■ The problem
Reproduce all of the material exactly as shown.

━━━━━━

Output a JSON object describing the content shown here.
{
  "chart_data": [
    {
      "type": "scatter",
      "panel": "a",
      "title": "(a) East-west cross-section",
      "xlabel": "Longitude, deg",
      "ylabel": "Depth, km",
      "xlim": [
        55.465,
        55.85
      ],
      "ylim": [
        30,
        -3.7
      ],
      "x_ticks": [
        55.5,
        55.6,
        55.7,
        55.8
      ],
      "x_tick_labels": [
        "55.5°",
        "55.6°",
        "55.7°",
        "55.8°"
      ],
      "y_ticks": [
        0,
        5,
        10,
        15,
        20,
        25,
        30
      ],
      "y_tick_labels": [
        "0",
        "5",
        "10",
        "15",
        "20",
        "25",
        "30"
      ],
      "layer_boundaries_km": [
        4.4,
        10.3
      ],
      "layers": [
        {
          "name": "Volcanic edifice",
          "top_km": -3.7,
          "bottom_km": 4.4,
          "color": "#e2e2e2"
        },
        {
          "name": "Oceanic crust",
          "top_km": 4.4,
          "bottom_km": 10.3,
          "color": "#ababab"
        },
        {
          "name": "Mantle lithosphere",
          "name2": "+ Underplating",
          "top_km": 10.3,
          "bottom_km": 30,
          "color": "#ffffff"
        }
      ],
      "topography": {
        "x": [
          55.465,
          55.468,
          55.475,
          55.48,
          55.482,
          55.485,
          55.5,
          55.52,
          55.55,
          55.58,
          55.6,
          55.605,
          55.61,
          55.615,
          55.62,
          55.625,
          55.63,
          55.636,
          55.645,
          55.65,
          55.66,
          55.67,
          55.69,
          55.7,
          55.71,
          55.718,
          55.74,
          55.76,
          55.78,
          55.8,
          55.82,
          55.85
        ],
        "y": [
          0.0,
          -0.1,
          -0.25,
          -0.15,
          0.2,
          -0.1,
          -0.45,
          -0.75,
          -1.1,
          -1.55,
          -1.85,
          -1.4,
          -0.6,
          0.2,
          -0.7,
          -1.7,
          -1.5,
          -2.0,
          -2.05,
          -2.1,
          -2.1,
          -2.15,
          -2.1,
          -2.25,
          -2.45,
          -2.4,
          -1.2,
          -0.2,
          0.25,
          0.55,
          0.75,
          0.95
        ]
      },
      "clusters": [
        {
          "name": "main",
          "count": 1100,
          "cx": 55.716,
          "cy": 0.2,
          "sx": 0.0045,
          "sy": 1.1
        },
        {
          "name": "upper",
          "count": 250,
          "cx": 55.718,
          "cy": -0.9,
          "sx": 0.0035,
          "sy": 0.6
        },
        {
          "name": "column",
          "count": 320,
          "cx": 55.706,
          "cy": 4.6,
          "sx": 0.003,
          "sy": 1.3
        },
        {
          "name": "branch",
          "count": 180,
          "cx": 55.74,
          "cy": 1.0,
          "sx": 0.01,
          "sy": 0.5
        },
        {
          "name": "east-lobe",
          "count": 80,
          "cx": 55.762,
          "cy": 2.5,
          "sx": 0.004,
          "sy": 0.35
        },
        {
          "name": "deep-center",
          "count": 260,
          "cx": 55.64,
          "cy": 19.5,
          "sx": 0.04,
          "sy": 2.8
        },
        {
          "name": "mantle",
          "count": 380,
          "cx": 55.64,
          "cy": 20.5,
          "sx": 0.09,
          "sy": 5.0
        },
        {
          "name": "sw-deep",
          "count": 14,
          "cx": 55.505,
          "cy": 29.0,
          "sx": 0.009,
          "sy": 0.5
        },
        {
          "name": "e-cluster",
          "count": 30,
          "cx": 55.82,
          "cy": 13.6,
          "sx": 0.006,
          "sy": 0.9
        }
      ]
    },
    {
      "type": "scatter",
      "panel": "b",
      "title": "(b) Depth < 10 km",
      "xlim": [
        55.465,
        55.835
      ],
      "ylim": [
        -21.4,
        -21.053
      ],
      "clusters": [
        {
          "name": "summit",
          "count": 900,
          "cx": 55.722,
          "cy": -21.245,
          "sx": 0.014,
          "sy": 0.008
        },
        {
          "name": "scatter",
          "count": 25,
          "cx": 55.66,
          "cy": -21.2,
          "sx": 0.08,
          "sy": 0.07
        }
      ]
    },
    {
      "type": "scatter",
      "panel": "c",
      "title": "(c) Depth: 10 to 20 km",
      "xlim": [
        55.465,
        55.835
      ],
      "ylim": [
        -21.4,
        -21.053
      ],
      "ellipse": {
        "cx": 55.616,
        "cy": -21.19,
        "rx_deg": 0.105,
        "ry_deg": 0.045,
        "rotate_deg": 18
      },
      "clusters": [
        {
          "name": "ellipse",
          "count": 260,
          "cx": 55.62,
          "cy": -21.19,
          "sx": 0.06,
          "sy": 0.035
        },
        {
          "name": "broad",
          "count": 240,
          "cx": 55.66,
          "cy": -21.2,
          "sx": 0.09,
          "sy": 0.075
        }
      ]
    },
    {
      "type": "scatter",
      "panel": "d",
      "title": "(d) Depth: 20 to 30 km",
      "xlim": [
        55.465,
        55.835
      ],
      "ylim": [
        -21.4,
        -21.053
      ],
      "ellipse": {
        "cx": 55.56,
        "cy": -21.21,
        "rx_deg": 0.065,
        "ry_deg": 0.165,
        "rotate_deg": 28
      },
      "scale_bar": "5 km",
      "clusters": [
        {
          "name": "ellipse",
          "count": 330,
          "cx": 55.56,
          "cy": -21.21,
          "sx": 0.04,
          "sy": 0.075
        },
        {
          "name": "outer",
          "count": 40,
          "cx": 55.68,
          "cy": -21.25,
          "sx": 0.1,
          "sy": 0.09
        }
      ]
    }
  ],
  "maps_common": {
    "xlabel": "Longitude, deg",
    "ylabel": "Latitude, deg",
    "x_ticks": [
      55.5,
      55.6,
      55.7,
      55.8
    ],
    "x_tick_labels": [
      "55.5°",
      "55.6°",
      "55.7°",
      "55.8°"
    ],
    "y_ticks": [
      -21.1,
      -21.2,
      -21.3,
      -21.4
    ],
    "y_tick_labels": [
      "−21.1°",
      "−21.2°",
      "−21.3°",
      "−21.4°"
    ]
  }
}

━━━━━━

■ Task result
Output a JSON object describing the content shown here.
{
  "chart_data": [
    {
      "type": "scatter",
      "panel": "a",
      "title": "(a) East-west cross-section",
      "xlabel": "Longitude, deg",
      "ylabel": "Depth, km",
      "xlim": [
        55.465,
        55.85
      ],
      "ylim": [
        30,
        -3.7
      ],
      "x_ticks": [
        55.5,
        55.6,
        55.7,
        55.8
      ],
      "x_tick_labels": [
        "55.5°",
        "55.6°",
        "55.7°",
        "55.8°"
      ],
      "y_ticks": [
        0,
        5,
        10,
        15,
        20,
        25,
        30
      ],
      "y_tick_labels": [
        "0",
        "5",
        "10",
        "15",
        "20",
        "25",
        "30"
      ],
      "layer_boundaries_km": [
        4.4,
        10.3
      ],
      "layers": [
        {
          "name": "Volcanic edifice",
          "top_km": -3.7,
          "bottom_km": 4.4,
          "color": "#e2e2e2"
        },
        {
          "name": "Oceanic crust",
          "top_km": 4.4,
          "bottom_km": 10.3,
          "color": "#ababab"
        },
        {
          "name": "Mantle lithosphere",
          "name2": "+ Underplating",
          "top_km": 10.3,
          "bottom_km": 30,
          "color": "#ffffff"
        }
      ],
      "topography": {
        "x": [
          55.465,
          55.468,
          55.475,
          55.48,
          55.482,
          55.485,
          55.5,
          55.52,
          55.55,
          55.58,
          55.6,
          55.605,
          55.61,
          55.615,
          55.62,
          55.625,
          55.63,
          55.636,
          55.645,
          55.65,
          55.66,
          55.67,
          55.69,
          55.7,
          55.71,
          55.718,
          55.74,
          55.76,
          55.78,
          55.8,
          55.82,
          55.85
        ],
        "y": [
          0.0,
          -0.1,
          -0.25,
          -0.15,
          0.2,
          -0.1,
          -0.45,
          -0.75,
          -1.1,
          -1.55,
          -1.85,
          -1.4,
          -0.6,
          0.2,
          -0.7,
          -1.7,
          -1.5,
          -2.0,
          -2.05,
          -2.1,
          -2.1,
          -2.15,
          -2.1,
          -2.25,
          -2.45,
          -2.4,
          -1.2,
          -0.2,
          0.25,
          0.55,
          0.75,
          0.95
        ]
      },
      "clusters": [
        {
          "name": "main",
          "count": 1100,
          "cx": 55.716,
          "cy": 0.2,
          "sx": 0.0045,
          "sy": 1.1
        },
        {
          "name": "upper",
          "count": 250,
          "cx": 55.718,
          "cy": -0.9,
          "sx": 0.0035,
          "sy": 0.6
        },
        {
          "name": "column",
          "count": 320,
          "cx": 55.706,
          "cy": 4.6,
          "sx": 0.003,
          "sy": 1.3
        },
        {
          "name": "branch",
          "count": 180,
          "cx": 55.74,
          "cy": 1.0,
          "sx": 0.01,
          "sy": 0.5
        },
        {
          "name": "east-lobe",
          "count": 80,
          "cx": 55.762,
          "cy": 2.5,
          "sx": 0.004,
          "sy": 0.35
        },
        {
          "name": "deep-center",
          "count": 260,
          "cx": 55.64,
          "cy": 19.5,
          "sx": 0.04,
          "sy": 2.8
        },
        {
          "name": "mantle",
          "count": 380,
          "cx": 55.64,
          "cy": 20.5,
          "sx": 0.09,
          "sy": 5.0
        },
        {
          "name": "sw-deep",
          "count": 14,
          "cx": 55.505,
          "cy": 29.0,
          "sx": 0.009,
          "sy": 0.5
        },
        {
          "name": "e-cluster",
          "count": 30,
          "cx": 55.82,
          "cy": 13.6,
          "sx": 0.006,
          "sy": 0.9
        }
      ]
    },
    {
      "type": "scatter",
      "panel": "b",
      "title": "(b) Depth < 10 km",
      "xlim": [
        55.465,
        55.835
      ],
      "ylim": [
        -21.4,
        -21.053
      ],
      "clusters": [
        {
          "name": "summit",
          "count": 900,
          "cx": 55.722,
          "cy": -21.245,
          "sx": 0.014,
          "sy": 0.008
        },
        {
          "name": "scatter",
          "count": 25,
          "cx": 55.66,
          "cy": -21.2,
          "sx": 0.08,
          "sy": 0.07
        }
      ]
    },
    {
      "type": "scatter",
      "panel": "c",
      "title": "(c) Depth: 10 to 20 km",
      "xlim": [
        55.465,
        55.835
      ],
      "ylim": [
        -21.4,
        -21.053
      ],
      "ellipse": {
        "cx": 55.616,
        "cy": -21.19,
        "rx_deg": 0.105,
        "ry_deg": 0.045,
        "rotate_deg": 18
      },
      "clusters": [
        {
          "name": "ellipse",
          "count": 260,
          "cx": 55.62,
          "cy": -21.19,
          "sx": 0.06,
          "sy": 0.035
        },
        {
          "name": "broad",
          "count": 240,
          "cx": 55.66,
          "cy": -21.2,
          "sx": 0.09,
          "sy": 0.075
        }
      ]
    },
    {
      "type": "scatter",
      "panel": "d",
      "title": "(d) Depth: 20 to 30 km",
      "xlim": [
        55.465,
        55.835
      ],
      "ylim": [
        -21.4,
        -21.053
      ],
      "ellipse": {
        "cx": 55.56,
        "cy": -21.21,
        "rx_deg": 0.065,
        "ry_deg": 0.165,
        "rotate_deg": 28
      },
      "scale_bar": "5 km",
      "clusters": [
        {
          "name": "ellipse",
          "count": 330,
          "cx": 55.56,
          "cy": -21.21,
          "sx": 0.04,
          "sy": 0.075
        },
        {
          "name": "outer",
          "count": 40,
          "cx": 55.68,
          "cy": -21.25,
          "sx": 0.1,
          "sy": 0.09
        }
      ]
    }
  ],
  "maps_common": {
    "xlabel": "Longitude, deg",
    "ylabel": "Latitude, deg",
    "x_ticks": [
      55.5,
      55.6,
      55.7,
      55.8
    ],
    "x_tick_labels": [
      "55.5°",
      "55.6°",
      "55.7°",
      "55.8°"
    ],
    "y_ticks": [
      -21.1,
      -21.2,
      -21.3,
      -21.4
    ],
    "y_tick_labels": [
      "−21.1°",
      "−21.2°",
      "−21.3°",
      "−21.4°"
    ]
  }
}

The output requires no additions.